TO DO: Continue the account of the Burgess-Ledward mill at Walkden, picking up directly after its final sentence.

EXTRACT TO READ:
= = = = =
Steam powered weaving shed 1914
In March 2015, Judith Atkinson gave us a fascinating and entertaining insight into the building of the ‘Big Ditch’ - the Manchester Ship Canal, using a remarkable collection of glass slides. This evening, Judith excelled again, using an album of photographs that had narrowly missed being discarded in a skip to illustrate her talk about the working life of the Burgess-Ledward mill at Walkden.
Originally a workshop opene
d in the 1860s by Mr Burgess, the business became Walkden’s first textile mill. Expansion came when Mr Ledward, a Manchester textile merchant who bought cloth from the Company, became a partner. Initially there were 250 looms, which, by the late 1890s, had grown to 1500. In 1894 Burgess’s son came into the business and a dye house was added, large enough to bleach and dye the yarn spun by other mills in the area. Burgess junior was sent to Germany to learn about dyeing and returned several years later as a qualified chemist. It was at this time that the dyeing business expanded rapidly.Soon the business was a major employer in the town. However, as Judith explained, Mr Burgess was not just interested in profits. He was a man of liberal principles and promoted education for his employees, encouraging Walkden Council to provide evening classes for workers, which led eventually to a day release scheme. From 1910 Burgess Ledward also provided health care in the form of an ambulance room staffed with nurses. Subsequently, a local mansion was purchased to provide a welfare centre.
= = = = =
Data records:
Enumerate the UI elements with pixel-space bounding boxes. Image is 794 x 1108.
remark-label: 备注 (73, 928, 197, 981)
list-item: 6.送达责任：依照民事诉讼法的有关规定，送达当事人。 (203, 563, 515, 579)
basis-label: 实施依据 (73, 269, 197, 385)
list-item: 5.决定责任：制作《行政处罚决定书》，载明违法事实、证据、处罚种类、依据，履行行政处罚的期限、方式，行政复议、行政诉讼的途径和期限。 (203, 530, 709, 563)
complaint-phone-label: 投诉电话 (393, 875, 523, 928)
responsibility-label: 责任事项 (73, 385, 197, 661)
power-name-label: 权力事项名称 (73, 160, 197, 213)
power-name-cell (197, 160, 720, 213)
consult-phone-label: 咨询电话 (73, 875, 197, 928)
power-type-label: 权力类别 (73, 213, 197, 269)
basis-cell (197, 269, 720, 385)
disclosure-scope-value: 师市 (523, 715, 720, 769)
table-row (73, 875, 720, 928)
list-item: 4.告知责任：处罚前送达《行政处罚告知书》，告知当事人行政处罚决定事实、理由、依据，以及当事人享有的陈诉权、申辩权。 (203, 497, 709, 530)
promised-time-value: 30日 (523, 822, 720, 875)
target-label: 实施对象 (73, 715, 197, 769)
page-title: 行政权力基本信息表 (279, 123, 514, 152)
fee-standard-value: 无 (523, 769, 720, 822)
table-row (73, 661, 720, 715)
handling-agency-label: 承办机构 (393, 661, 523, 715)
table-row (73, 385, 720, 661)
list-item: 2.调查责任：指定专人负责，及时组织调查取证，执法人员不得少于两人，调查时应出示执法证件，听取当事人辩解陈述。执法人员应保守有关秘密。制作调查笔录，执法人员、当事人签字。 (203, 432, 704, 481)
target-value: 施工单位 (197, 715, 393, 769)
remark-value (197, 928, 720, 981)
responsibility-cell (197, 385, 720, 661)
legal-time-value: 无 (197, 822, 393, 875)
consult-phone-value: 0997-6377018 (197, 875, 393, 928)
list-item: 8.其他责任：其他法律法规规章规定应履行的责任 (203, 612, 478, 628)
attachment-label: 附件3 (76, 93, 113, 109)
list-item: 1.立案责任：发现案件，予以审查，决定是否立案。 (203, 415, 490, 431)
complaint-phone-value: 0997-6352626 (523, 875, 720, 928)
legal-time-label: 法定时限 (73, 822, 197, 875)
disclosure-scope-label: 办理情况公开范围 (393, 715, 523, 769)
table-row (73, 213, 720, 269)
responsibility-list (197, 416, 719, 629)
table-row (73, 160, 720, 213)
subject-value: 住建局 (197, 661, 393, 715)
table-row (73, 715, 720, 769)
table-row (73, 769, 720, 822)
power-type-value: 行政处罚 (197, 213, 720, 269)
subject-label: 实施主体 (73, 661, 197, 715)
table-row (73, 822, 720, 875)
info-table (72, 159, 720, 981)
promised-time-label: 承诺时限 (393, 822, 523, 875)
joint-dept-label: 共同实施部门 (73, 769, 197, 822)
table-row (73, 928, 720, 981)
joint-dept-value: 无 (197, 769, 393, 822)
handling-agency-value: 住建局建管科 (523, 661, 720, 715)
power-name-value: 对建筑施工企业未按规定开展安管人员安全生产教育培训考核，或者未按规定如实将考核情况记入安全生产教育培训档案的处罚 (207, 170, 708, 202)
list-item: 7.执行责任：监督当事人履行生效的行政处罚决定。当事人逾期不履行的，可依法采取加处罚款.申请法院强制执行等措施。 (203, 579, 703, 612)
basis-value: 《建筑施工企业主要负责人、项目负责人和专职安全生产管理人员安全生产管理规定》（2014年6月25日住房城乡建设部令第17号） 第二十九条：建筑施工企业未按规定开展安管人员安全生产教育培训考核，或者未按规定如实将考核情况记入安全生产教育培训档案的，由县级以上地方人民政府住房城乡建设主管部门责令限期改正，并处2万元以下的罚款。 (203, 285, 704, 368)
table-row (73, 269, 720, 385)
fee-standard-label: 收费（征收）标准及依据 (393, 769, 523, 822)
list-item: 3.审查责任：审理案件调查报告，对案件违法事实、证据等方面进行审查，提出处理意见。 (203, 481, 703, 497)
= = = = =
OUTPUT FOR THIS EXERCISE:
Of course, we must remember that all mills were dangerous places to work in. Bleaching and dyeing was a primitive and dangerous enterprise and remained so well into the twentieth century. Judith’s photographs from the 1920s clearly showed this. Workers in the dyeing and bleaching processes worked with toxic chemicals without protective clothing and spent chemicals were routinely poured into the river and drains! In the weaving shed, which at its height employed over 1400 people, the noise would have been overwhelming. No wonder the workers learned to lip-read.
The photographs allowed Judith to take us on a tour of the premises, showing us the bleaching and dyeing processes, how the raw yarn was prepared for the looms and then the weaving sheds where the cloth was woven. The mill generated its own power, with a boiler room containing 14 Lancashire boilers of which 12 were used for the dye house. The Lancashire boiler was the workhorse of the boiler industry during the first part of the 20th century and could be used for either steam or low-pressure hot water heating systems.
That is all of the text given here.